### What the task asks
Among the entries below, find the lines with "SUBSECRETARIA" and copy them.

Collected data entries

──────────────────────────────

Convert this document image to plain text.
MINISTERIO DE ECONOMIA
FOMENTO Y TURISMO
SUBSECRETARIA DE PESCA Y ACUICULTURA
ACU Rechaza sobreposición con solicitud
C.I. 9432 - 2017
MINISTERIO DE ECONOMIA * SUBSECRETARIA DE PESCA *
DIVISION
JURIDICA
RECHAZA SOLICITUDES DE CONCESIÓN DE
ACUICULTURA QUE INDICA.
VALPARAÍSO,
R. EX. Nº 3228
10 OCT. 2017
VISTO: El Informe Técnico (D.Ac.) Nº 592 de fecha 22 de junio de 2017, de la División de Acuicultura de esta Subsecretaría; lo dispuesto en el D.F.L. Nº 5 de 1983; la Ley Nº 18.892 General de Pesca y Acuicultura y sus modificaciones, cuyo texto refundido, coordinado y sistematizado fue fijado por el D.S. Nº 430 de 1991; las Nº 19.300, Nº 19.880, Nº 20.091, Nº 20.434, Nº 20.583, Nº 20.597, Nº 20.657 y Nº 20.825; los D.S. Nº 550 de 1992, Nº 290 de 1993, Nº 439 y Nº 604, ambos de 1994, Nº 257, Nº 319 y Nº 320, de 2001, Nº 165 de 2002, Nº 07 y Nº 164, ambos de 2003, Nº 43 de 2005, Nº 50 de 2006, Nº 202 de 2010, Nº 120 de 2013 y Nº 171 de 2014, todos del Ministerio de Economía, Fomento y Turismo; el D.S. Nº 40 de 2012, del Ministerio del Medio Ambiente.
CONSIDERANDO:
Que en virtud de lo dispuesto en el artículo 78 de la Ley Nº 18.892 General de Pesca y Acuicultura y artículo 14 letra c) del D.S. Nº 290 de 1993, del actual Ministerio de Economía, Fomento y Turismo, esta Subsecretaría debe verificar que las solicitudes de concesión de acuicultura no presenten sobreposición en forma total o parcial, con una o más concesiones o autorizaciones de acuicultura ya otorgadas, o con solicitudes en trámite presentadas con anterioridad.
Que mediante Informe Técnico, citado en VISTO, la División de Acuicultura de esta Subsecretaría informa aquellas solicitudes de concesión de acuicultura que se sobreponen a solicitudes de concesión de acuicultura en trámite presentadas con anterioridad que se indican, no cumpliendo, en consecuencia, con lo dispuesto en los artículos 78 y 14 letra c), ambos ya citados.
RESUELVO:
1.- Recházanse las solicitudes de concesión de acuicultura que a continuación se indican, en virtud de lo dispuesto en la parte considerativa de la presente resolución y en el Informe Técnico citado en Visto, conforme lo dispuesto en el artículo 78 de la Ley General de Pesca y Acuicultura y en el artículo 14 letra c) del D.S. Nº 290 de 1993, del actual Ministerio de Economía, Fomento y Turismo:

──────────────────────────────

### Response
SUBSECRETARIA DE PESCA Y ACUICULTURA
MINISTERIO DE ECONOMIA * SUBSECRETARIA DE PESCA *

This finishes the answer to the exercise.